## begin ENTRIES

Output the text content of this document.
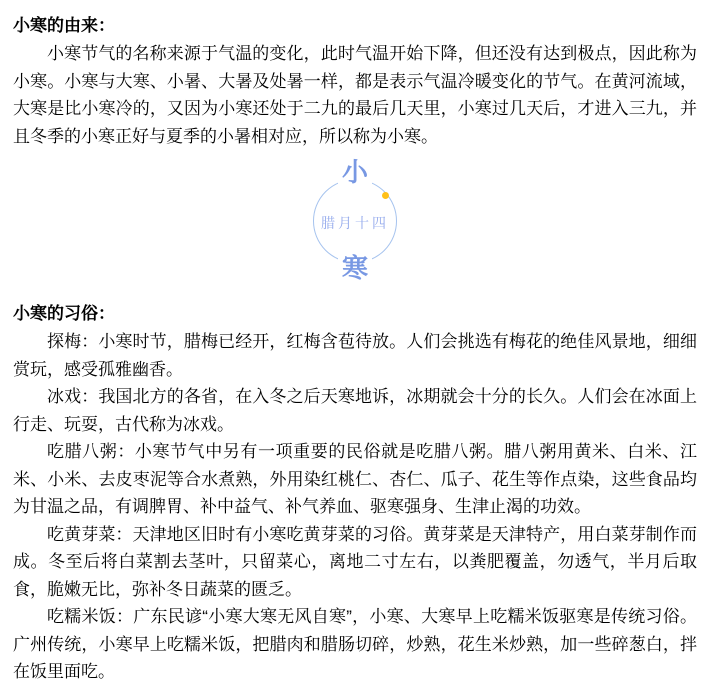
小寒的由来：

小寒节气的名称来源于气温的变化，此时气温开始下降，但还没有达到极点，因此称为小寒。小寒与大寒、小暑、大暑及处暑一样，都是表示气温冷暖变化的节气。在黄河流域，大寒是比小寒冷的，又因为小寒还处于二九的最后几天里，小寒过几天后，才进入三九，并且冬季的小寒正好与夏季的小暑相对应，所以称为小寒。

小
腊月十四
寒
小寒的习俗：

探梅：小寒时节，腊梅已经开，红梅含苞待放。人们会挑选有梅花的绝佳风景地，细细赏玩，感受孤雅幽香。

冰戏：我国北方的各省，在入冬之后天寒地诉，冰期就会十分的长久。人们会在冰面上行走、玩耍，古代称为冰戏。

吃腊八粥：小寒节气中另有一项重要的民俗就是吃腊八粥。腊八粥用黄米、白米、江米、小米、去皮枣泥等合水煮熟，外用染红桃仁、杏仁、瓜子、花生等作点染，这些食品均为甘温之品，有调脾胃、补中益气、补气养血、驱寒强身、生津止渴的功效。

吃黄芽菜：天津地区旧时有小寒吃黄芽菜的习俗。黄芽菜是天津特产，用白菜芽制作而成。冬至后将白菜割去茎叶，只留菜心，离地二寸左右，以粪肥覆盖，勿透气，半月后取食，脆嫩无比，弥补冬日蔬菜的匮乏。

吃糯米饭：广东民谚“小寒大寒无风自寒”，小寒、大寒早上吃糯米饭驱寒是传统习俗。广州传统，小寒早上吃糯米饭，把腊肉和腊肠切碎，炒熟，花生米炒熟，加一些碎葱白，拌在饭里面吃。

## end ENTRIES

GOAL »
Repeat the lines above exactly, and keep every picture out.

OUTPUT OF THE TASK »
Output the text content of this document.
小寒的由来：

小寒节气的名称来源于气温的变化，此时气温开始下降，但还没有达到极点，因此称为小寒。小寒与大寒、小暑、大暑及处暑一样，都是表示气温冷暖变化的节气。在黄河流域，大寒是比小寒冷的，又因为小寒还处于二九的最后几天里，小寒过几天后，才进入三九，并且冬季的小寒正好与夏季的小暑相对应，所以称为小寒。

小
腊月十四
寒
小寒的习俗：

探梅：小寒时节，腊梅已经开，红梅含苞待放。人们会挑选有梅花的绝佳风景地，细细赏玩，感受孤雅幽香。

冰戏：我国北方的各省，在入冬之后天寒地诉，冰期就会十分的长久。人们会在冰面上行走、玩耍，古代称为冰戏。

吃腊八粥：小寒节气中另有一项重要的民俗就是吃腊八粥。腊八粥用黄米、白米、江米、小米、去皮枣泥等合水煮熟，外用染红桃仁、杏仁、瓜子、花生等作点染，这些食品均为甘温之品，有调脾胃、补中益气、补气养血、驱寒强身、生津止渴的功效。

吃黄芽菜：天津地区旧时有小寒吃黄芽菜的习俗。黄芽菜是天津特产，用白菜芽制作而成。冬至后将白菜割去茎叶，只留菜心，离地二寸左右，以粪肥覆盖，勿透气，半月后取食，脆嫩无比，弥补冬日蔬菜的匮乏。

吃糯米饭：广东民谚“小寒大寒无风自寒”，小寒、大寒早上吃糯米饭驱寒是传统习俗。广州传统，小寒早上吃糯米饭，把腊肉和腊肠切碎，炒熟，花生米炒熟，加一些碎葱白，拌在饭里面吃。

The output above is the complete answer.